Short exercise
Separate out the lines that hold "JSON".

┏━━

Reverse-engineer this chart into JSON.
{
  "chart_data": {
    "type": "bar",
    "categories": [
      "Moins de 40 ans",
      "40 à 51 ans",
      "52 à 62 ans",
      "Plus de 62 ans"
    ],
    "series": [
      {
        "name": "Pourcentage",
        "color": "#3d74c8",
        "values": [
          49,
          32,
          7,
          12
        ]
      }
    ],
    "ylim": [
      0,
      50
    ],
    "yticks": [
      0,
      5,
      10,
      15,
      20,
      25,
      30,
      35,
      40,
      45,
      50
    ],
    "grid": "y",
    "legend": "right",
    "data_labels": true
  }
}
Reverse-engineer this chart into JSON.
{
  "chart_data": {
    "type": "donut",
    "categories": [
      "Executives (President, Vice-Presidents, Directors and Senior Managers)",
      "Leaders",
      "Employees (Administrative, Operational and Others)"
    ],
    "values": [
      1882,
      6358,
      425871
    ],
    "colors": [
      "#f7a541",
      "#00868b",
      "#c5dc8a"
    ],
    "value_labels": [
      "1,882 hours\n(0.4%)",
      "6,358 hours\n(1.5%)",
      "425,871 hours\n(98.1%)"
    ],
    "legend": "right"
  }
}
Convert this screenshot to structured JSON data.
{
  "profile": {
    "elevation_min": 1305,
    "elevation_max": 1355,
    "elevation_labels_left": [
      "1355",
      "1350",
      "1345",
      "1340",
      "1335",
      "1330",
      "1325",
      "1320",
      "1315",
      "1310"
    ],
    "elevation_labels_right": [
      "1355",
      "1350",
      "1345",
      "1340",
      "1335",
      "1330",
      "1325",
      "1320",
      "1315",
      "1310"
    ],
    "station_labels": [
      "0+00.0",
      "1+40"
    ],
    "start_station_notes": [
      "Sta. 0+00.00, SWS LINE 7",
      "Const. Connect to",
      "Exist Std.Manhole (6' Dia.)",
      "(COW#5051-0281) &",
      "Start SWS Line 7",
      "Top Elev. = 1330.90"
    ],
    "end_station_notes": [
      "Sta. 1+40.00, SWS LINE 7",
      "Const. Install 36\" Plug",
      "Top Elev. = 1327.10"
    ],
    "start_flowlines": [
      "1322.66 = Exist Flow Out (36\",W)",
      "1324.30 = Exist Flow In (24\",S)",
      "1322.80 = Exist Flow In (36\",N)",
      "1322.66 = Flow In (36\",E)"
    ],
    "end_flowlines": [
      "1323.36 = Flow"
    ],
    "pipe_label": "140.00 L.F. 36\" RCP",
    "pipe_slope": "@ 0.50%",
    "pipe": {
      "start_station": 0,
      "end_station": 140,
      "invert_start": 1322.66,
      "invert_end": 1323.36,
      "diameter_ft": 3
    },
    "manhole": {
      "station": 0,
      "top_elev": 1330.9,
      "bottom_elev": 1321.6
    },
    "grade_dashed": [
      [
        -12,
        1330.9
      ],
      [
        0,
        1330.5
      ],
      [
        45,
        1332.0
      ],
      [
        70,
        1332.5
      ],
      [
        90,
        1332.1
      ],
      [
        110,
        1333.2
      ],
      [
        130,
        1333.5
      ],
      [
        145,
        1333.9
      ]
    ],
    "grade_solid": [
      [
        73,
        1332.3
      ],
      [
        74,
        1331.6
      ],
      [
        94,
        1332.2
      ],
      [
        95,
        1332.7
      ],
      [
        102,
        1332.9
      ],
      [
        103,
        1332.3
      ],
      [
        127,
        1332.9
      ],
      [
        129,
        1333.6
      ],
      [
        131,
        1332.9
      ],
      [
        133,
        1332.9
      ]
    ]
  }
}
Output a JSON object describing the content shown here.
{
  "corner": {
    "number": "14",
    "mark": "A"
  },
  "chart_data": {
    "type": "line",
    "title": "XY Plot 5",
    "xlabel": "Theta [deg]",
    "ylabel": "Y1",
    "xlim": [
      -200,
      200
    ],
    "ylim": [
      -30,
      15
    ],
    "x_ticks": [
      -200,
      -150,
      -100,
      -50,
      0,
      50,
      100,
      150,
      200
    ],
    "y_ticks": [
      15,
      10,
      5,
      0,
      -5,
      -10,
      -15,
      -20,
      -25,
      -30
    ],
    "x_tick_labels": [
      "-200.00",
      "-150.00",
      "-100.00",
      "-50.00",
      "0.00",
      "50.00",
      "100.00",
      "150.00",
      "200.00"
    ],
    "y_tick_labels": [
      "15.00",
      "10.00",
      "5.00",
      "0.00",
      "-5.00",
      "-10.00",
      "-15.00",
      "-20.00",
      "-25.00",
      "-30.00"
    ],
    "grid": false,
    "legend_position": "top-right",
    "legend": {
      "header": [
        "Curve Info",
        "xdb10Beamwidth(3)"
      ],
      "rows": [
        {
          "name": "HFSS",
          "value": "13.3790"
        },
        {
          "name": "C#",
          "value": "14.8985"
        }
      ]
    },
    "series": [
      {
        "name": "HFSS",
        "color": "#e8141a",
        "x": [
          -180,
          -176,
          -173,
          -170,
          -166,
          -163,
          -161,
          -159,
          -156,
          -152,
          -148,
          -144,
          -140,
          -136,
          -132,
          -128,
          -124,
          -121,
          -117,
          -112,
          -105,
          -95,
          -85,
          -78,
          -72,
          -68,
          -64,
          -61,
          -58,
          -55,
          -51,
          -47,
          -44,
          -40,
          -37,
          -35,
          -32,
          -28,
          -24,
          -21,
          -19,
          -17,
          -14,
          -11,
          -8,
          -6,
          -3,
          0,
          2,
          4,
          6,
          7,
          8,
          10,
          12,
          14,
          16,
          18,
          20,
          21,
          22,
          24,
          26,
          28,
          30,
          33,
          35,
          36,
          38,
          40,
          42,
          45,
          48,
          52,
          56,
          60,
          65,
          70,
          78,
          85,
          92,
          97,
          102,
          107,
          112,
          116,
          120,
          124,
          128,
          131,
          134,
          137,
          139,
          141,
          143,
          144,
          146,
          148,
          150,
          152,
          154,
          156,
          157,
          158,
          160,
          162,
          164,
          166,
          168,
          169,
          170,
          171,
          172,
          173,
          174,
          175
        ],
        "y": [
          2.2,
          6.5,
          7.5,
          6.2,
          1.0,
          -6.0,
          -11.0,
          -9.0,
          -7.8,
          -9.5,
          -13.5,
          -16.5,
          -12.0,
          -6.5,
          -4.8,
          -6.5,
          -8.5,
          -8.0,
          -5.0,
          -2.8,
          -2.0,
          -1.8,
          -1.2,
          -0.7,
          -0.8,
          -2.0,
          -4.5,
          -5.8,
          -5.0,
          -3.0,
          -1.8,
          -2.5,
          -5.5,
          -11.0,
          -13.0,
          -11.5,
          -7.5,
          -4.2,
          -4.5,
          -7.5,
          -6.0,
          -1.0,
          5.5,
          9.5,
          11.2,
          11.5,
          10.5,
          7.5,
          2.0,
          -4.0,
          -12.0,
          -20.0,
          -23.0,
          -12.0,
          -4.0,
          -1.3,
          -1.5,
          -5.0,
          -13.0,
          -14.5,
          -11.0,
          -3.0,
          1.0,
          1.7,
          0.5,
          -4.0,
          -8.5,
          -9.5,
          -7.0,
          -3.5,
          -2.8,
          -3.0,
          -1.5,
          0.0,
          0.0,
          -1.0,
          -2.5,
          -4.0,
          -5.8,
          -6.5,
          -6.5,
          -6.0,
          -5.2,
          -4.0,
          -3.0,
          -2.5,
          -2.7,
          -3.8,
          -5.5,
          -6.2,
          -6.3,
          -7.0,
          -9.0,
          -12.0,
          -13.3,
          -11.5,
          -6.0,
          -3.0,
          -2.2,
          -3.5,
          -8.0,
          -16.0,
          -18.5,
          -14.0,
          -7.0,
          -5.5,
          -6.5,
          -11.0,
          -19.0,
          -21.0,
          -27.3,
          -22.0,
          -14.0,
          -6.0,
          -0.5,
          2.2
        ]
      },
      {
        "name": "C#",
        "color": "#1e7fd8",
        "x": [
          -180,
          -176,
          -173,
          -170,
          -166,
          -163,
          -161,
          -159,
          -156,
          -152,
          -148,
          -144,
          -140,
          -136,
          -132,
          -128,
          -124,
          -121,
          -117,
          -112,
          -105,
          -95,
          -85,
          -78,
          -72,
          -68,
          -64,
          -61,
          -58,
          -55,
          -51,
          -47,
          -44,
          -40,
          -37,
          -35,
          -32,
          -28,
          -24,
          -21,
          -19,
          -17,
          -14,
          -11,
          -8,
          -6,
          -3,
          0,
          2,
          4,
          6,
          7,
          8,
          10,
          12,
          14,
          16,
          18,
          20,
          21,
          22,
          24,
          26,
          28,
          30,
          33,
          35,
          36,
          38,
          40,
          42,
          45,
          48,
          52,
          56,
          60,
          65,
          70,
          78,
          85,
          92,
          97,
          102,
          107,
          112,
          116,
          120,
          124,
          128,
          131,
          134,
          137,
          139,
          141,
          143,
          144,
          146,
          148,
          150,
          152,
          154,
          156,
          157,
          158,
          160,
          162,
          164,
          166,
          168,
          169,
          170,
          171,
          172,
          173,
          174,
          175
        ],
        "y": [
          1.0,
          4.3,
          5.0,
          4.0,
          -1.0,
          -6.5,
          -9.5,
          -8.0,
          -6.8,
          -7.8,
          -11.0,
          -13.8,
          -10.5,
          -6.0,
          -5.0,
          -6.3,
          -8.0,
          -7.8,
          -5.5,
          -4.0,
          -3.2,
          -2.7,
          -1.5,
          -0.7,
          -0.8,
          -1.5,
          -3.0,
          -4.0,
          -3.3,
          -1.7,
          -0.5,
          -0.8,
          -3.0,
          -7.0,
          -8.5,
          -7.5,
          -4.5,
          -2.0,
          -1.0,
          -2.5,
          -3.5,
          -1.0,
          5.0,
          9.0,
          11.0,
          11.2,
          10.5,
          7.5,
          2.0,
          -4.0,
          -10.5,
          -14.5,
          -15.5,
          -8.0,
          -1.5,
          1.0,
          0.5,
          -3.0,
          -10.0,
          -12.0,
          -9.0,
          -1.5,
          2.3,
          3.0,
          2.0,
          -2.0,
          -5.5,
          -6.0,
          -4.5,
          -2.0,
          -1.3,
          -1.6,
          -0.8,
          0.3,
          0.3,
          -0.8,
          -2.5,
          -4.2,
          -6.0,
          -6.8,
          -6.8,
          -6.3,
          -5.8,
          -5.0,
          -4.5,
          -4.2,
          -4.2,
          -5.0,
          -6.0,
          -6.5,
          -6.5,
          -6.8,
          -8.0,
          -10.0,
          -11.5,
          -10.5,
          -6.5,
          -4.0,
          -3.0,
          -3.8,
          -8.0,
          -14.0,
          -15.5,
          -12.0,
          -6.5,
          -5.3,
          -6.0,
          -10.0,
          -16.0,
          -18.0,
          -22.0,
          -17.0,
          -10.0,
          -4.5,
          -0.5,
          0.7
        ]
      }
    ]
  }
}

┗━━

Right answer
Reverse-engineer this chart into JSON.
Reverse-engineer this chart into JSON.
Convert this screenshot to structured JSON data.
Output a JSON object describing the content shown here.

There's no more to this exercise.